>> START ENTRIES
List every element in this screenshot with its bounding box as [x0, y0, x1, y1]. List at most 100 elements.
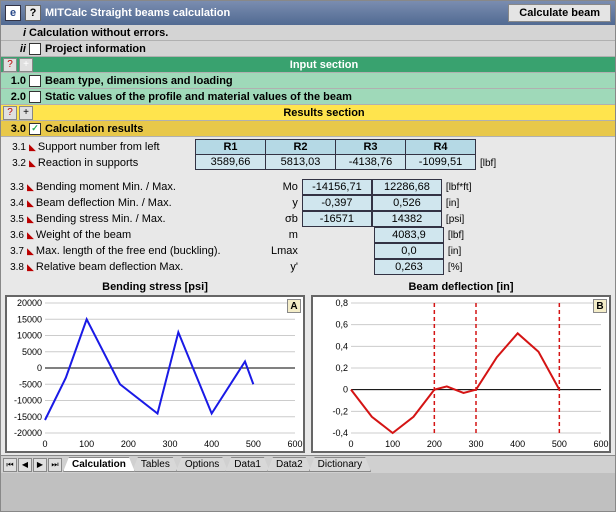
- result-line-3-8: 3.8◣Relative beam deflection Max.y'0,263…: [1, 259, 615, 275]
- tab-calculation[interactable]: Calculation: [63, 457, 135, 472]
- tab-nav-next[interactable]: ▶: [33, 458, 47, 472]
- l31-idx: 3.1: [3, 142, 29, 153]
- result-line-3-3: 3.3◣Bending moment Min. / Max.Mo-14156,7…: [1, 179, 615, 195]
- td-r1: 3589,66: [196, 155, 266, 170]
- project-checkbox[interactable]: [29, 43, 41, 55]
- tab-data1[interactable]: Data1: [225, 457, 270, 472]
- results-section-header: ? + Results section: [1, 105, 615, 121]
- project-text: Project information: [45, 43, 613, 55]
- svg-text:5000: 5000: [22, 347, 42, 357]
- row-3-0-checkbox[interactable]: ✓: [29, 123, 41, 135]
- row-3-0-text: Calculation results: [45, 123, 613, 135]
- svg-text:20000: 20000: [17, 298, 42, 308]
- chart-b-svg: 0,80,60,40,20-0,2-0,40100200300400500600: [313, 297, 609, 451]
- calculate-beam-button[interactable]: Calculate beam: [508, 4, 611, 22]
- row-2-0-idx: 2.0: [3, 91, 29, 103]
- supports-table: R1 R2 R3 R4 3589,66 5813,03 -4138,76 -10…: [195, 139, 476, 170]
- tab-data2[interactable]: Data2: [267, 457, 312, 472]
- chart-a: A 20000150001000050000-5000-10000-15000-…: [5, 295, 305, 453]
- svg-text:-0,2: -0,2: [332, 406, 348, 416]
- svg-text:600: 600: [593, 439, 608, 449]
- chart-a-badge[interactable]: A: [287, 299, 301, 313]
- titlebar: e ? MITCalc Straight beams calculation C…: [1, 1, 615, 25]
- results-section-label: Results section: [35, 107, 613, 119]
- tab-tables[interactable]: Tables: [132, 457, 179, 472]
- input-section-header: ? + Input section: [1, 57, 615, 73]
- help-icon[interactable]: ?: [25, 5, 41, 21]
- svg-text:15000: 15000: [17, 314, 42, 324]
- app-icon: e: [5, 5, 21, 21]
- row-2-0: 2.0 Static values of the profile and mat…: [1, 89, 615, 105]
- svg-text:600: 600: [287, 439, 302, 449]
- th-r1: R1: [196, 140, 266, 155]
- svg-text:400: 400: [510, 439, 525, 449]
- svg-text:300: 300: [468, 439, 483, 449]
- svg-text:0: 0: [348, 439, 353, 449]
- row-3-0-idx: 3.0: [3, 123, 29, 135]
- tab-options[interactable]: Options: [176, 457, 228, 472]
- svg-text:200: 200: [427, 439, 442, 449]
- input-help-button[interactable]: ?: [3, 58, 17, 72]
- svg-text:-5000: -5000: [19, 379, 42, 389]
- svg-text:0: 0: [343, 385, 348, 395]
- svg-text:0,2: 0,2: [335, 363, 348, 373]
- chart-b: B 0,80,60,40,20-0,2-0,401002003004005006…: [311, 295, 611, 453]
- chart-a-title: Bending stress [psi]: [5, 281, 305, 295]
- svg-text:0: 0: [42, 439, 47, 449]
- row-1-0-idx: 1.0: [3, 75, 29, 87]
- row-3-0: 3.0 ✓ Calculation results: [1, 121, 615, 137]
- tab-nav-prev[interactable]: ◀: [18, 458, 32, 472]
- svg-text:-15000: -15000: [14, 412, 42, 422]
- row-2-0-text: Static values of the profile and materia…: [45, 91, 613, 103]
- tab-nav-first[interactable]: ⏮: [3, 458, 17, 472]
- l31-text: Support number from left: [38, 141, 189, 153]
- svg-text:0,6: 0,6: [335, 320, 348, 330]
- results-expand-button[interactable]: +: [19, 106, 33, 120]
- svg-text:400: 400: [204, 439, 219, 449]
- project-row: ii Project information: [1, 41, 615, 57]
- th-r3: R3: [336, 140, 406, 155]
- window-title: MITCalc Straight beams calculation: [45, 7, 230, 19]
- result-line-3-5: 3.5◣Bending stress Min. / Max.σb-1657114…: [1, 211, 615, 227]
- svg-text:500: 500: [246, 439, 261, 449]
- svg-text:200: 200: [121, 439, 136, 449]
- svg-text:0,4: 0,4: [335, 341, 348, 351]
- l32-idx: 3.2: [3, 158, 29, 169]
- input-expand-button[interactable]: +: [19, 58, 33, 72]
- chart-b-title: Beam deflection [in]: [311, 281, 611, 295]
- tab-nav-last[interactable]: ⏭: [48, 458, 62, 472]
- l32-text: Reaction in supports: [38, 157, 189, 169]
- sheet-tabs: ⏮ ◀ ▶ ⏭ CalculationTablesOptionsData1Dat…: [1, 455, 615, 473]
- status-index: i: [3, 27, 29, 39]
- row-1-0-text: Beam type, dimensions and loading: [45, 75, 613, 87]
- svg-text:-0,4: -0,4: [332, 428, 348, 438]
- row-1-0-checkbox[interactable]: [29, 75, 41, 87]
- svg-text:0,8: 0,8: [335, 298, 348, 308]
- svg-text:10000: 10000: [17, 331, 42, 341]
- td-r2: 5813,03: [266, 155, 336, 170]
- supports-unit: [lbf]: [476, 158, 496, 169]
- chart-a-svg: 20000150001000050000-5000-10000-15000-20…: [7, 297, 303, 451]
- row-1-0: 1.0 Beam type, dimensions and loading: [1, 73, 615, 89]
- svg-text:300: 300: [162, 439, 177, 449]
- project-index: ii: [3, 43, 29, 55]
- td-r3: -4138,76: [336, 155, 406, 170]
- svg-text:-20000: -20000: [14, 428, 42, 438]
- td-r4: -1099,51: [406, 155, 476, 170]
- status-text: Calculation without errors.: [29, 27, 613, 39]
- result-line-3-6: 3.6◣Weight of the beamm4083,9[lbf]: [1, 227, 615, 243]
- svg-text:0: 0: [37, 363, 42, 373]
- svg-text:100: 100: [385, 439, 400, 449]
- row-2-0-checkbox[interactable]: [29, 91, 41, 103]
- svg-text:-10000: -10000: [14, 396, 42, 406]
- chart-b-badge[interactable]: B: [593, 299, 607, 313]
- tab-dictionary[interactable]: Dictionary: [309, 457, 371, 472]
- status-row: i Calculation without errors.: [1, 25, 615, 41]
- result-line-3-7: 3.7◣Max. length of the free end (bucklin…: [1, 243, 615, 259]
- svg-text:100: 100: [79, 439, 94, 449]
- results-help-button[interactable]: ?: [3, 106, 17, 120]
- svg-text:500: 500: [552, 439, 567, 449]
- result-line-3-4: 3.4◣Beam deflection Min. / Max.y-0,3970,…: [1, 195, 615, 211]
- input-section-label: Input section: [35, 59, 613, 71]
- th-r2: R2: [266, 140, 336, 155]
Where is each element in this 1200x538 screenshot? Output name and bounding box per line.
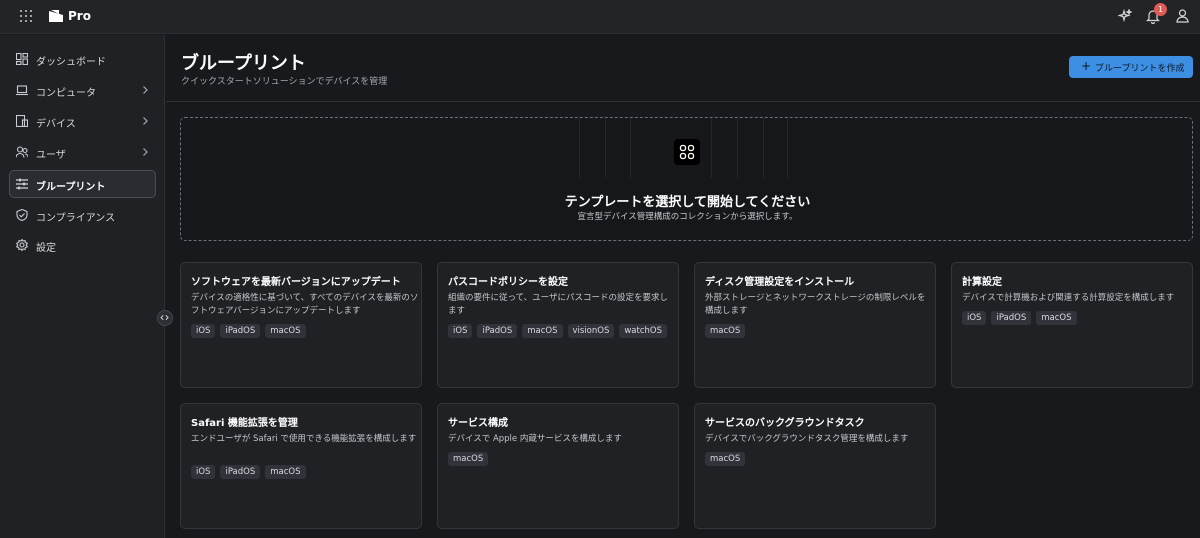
>> END ENTRIES
Write out the lines of the item above as a JSON list of strings, one string per line, with blank lines dropped. Leave the pictures out of the answer.

[
  "List every element in this screenshot with its bounding box as [x0, y0, x1, y1]. List at most 100 elements.",
  "- result-line-3-8: 3.8◣Relative beam deflection Max.y'0,263…: [1, 259, 615, 275]",
  "- tab-calculation[interactable]: Calculation: [63, 457, 135, 472]",
  "- tab-nav-next[interactable]: ▶: [33, 458, 47, 472]",
  "- l31-idx: 3.1: [3, 142, 29, 153]",
  "- result-line-3-3: 3.3◣Bending moment Min. / Max.Mo-14156,7…: [1, 179, 615, 195]",
  "- td-r1: 3589,66: [196, 155, 266, 170]",
  "- project-checkbox[interactable]: [29, 43, 41, 55]",
  "- tab-data1[interactable]: Data1: [225, 457, 270, 472]",
  "- results-section-header: ? + Results section: [1, 105, 615, 121]",
  "- project-text: Project information: [45, 43, 613, 55]",
  "- svg-text:5000: 5000: [22, 347, 42, 357]",
  "- row-3-0-checkbox[interactable]: ✓: [29, 123, 41, 135]",
  "- row-3-0-text: Calculation results: [45, 123, 613, 135]",
  "- svg-text:20000: 20000: [17, 298, 42, 308]",
  "- chart-b-svg: 0,80,60,40,20-0,2-0,40100200300400500600: [313, 297, 609, 451]",
  "- calculate-beam-button[interactable]: Calculate beam: [508, 4, 611, 22]",
  "- row-2-0-idx: 2.0: [3, 91, 29, 103]",
  "- supports-table: R1 R2 R3 R4 3589,66 5813,03 -4138,76 -10…: [195, 139, 476, 170]",
  "- tab-data2[interactable]: Data2: [267, 457, 312, 472]",
  "- chart-a: A 20000150001000050000-5000-10000-15000-…: [5, 295, 305, 453]",
  "- svg-text:-0,2: -0,2: [332, 406, 348, 416]",
  "- svg-text:600: 600: [593, 439, 608, 449]",
  "- chart-a-badge[interactable]: A: [287, 299, 301, 313]",
  "- titlebar: e ? MITCalc Straight beams calculation C…: [1, 1, 615, 25]",
  "- results-section-label: Results section: [35, 107, 613, 119]",
  "- tab-tables[interactable]: Tables: [132, 457, 179, 472]",
  "- input-section-header: ? + Input section: [1, 57, 615, 73]",
  "- help-icon[interactable]: ?: [25, 5, 41, 21]",
  "- svg-text:15000: 15000: [17, 314, 42, 324]",
  "- app-icon: e: [5, 5, 21, 21]",
  "- row-2-0: 2.0 Static values of the profile and mat…: [1, 89, 615, 105]",
  "- svg-text:600: 600: [287, 439, 302, 449]",
  "- th-r1: R1: [196, 140, 266, 155]",
  "- svg-text:400: 400: [510, 439, 525, 449]",
  "- svg-text:300: 300: [468, 439, 483, 449]",
  "- svg-text:0: 0: [348, 439, 353, 449]",
  "- row-3-0-idx: 3.0: [3, 123, 29, 135]",
  "- tab-options[interactable]: Options: [176, 457, 228, 472]",
  "- svg-text:200: 200: [427, 439, 442, 449]",
  "- input-help-button[interactable]: ?: [3, 58, 17, 72]",
  "- svg-text:-5000: -5000: [19, 379, 42, 389]",
  "- svg-text:0: 0: [343, 385, 348, 395]",
  "- svg-text:0,2: 0,2: [335, 363, 348, 373]",
  "- chart-b: B 0,80,60,40,20-0,2-0,401002003004005006…: [311, 295, 611, 453]",
  "- chart-a-title: Bending stress [psi]: [5, 281, 305, 295]",
  "- svg-text:0: 0: [42, 439, 47, 449]",
  "- row-1-0-idx: 1.0: [3, 75, 29, 87]",
  "- row-3-0: 3.0 ✓ Calculation results: [1, 121, 615, 137]",
  "- tab-nav-prev[interactable]: ◀: [18, 458, 32, 472]",
  "- svg-text:-15000: -15000: [14, 412, 42, 422]",
  "- row-2-0-text: Static values of the profile and materia…: [45, 91, 613, 103]",
  "- tab-nav-first[interactable]: ⏮: [3, 458, 17, 472]",
  "- l31-text: Support number from left: [38, 141, 189, 153]",
  "- svg-text:0,6: 0,6: [335, 320, 348, 330]",
  "- results-expand-button[interactable]: +: [19, 106, 33, 120]",
  "- svg-text:400: 400: [204, 439, 219, 449]",
  "- project-row: ii Project information: [1, 41, 615, 57]",
  "- th-r3: R3: [336, 140, 406, 155]",
  "- window-title: MITCalc Straight beams calculation: [45, 7, 230, 19]",
  "- result-line-3-5: 3.5◣Bending stress Min. / Max.σb-1657114…: [1, 211, 615, 227]",
  "- svg-text:500: 500: [246, 439, 261, 449]",
  "- svg-text:200: 200: [121, 439, 136, 449]",
  "- svg-text:0,4: 0,4: [335, 341, 348, 351]",
  "- l32-idx: 3.2: [3, 158, 29, 169]",
  "- input-expand-button[interactable]: +: [19, 58, 33, 72]",
  "- chart-b-title: Beam deflection [in]: [311, 281, 611, 295]",
  "- tab-nav-last[interactable]: ⏭: [48, 458, 62, 472]",
  "- l32-text: Reaction in supports: [38, 157, 189, 169]",
  "- sheet-tabs: ⏮ ◀ ▶ ⏭ CalculationTablesOptionsData1Dat…: [1, 455, 615, 473]",
  "- status-index: i: [3, 27, 29, 39]",
  "- row-1-0-text: Beam type, dimensions and loading: [45, 75, 613, 87]",
  "- svg-text:-0,4: -0,4: [332, 428, 348, 438]",
  "- row-1-0-checkbox[interactable]: [29, 75, 41, 87]",
  "- svg-text:0,8: 0,8: [335, 298, 348, 308]",
  "- svg-text:10000: 10000: [17, 331, 42, 341]",
  "- td-r2: 5813,03: [266, 155, 336, 170]",
  "- supports-unit: [lbf]: [476, 158, 496, 169]",
  "- chart-a-svg: 20000150001000050000-5000-10000-15000-20…: [7, 297, 303, 451]",
  "- row-1-0: 1.0 Beam type, dimensions and loading: [1, 73, 615, 89]",
  "- svg-text:300: 300: [162, 439, 177, 449]",
  "- project-index: ii: [3, 43, 29, 55]",
  "- td-r3: -4138,76: [336, 155, 406, 170]",
  "- svg-text:-20000: -20000: [14, 428, 42, 438]",
  "- td-r4: -1099,51: [406, 155, 476, 170]",
  "- status-text: Calculation without errors.: [29, 27, 613, 39]",
  "- result-line-3-6: 3.6◣Weight of the beamm4083,9[lbf]: [1, 227, 615, 243]",
  "- svg-text:0: 0: [37, 363, 42, 373]",
  "- svg-text:100: 100: [385, 439, 400, 449]",
  "- row-2-0-checkbox[interactable]: [29, 91, 41, 103]",
  "- svg-text:-10000: -10000: [14, 396, 42, 406]",
  "- chart-b-badge[interactable]: B: [593, 299, 607, 313]",
  "- tab-dictionary[interactable]: Dictionary: [309, 457, 371, 472]",
  "- status-row: i Calculation without errors.: [1, 25, 615, 41]",
  "- result-line-3-7: 3.7◣Max. length of the free end (bucklin…: [1, 243, 615, 259]",
  "- svg-text:100: 100: [79, 439, 94, 449]",
  "- results-help-button[interactable]: ?: [3, 106, 17, 120]",
  "- svg-text:500: 500: [552, 439, 567, 449]",
  "- result-line-3-4: 3.4◣Beam deflection Min. / Max.y-0,3970,…: [1, 195, 615, 211]",
  "- input-section-label: Input section: [35, 59, 613, 71]",
  "- th-r2: R2: [266, 140, 336, 155]",
  "Where is each element in this 1200x538 screenshot? Output name and bounding box per line."
]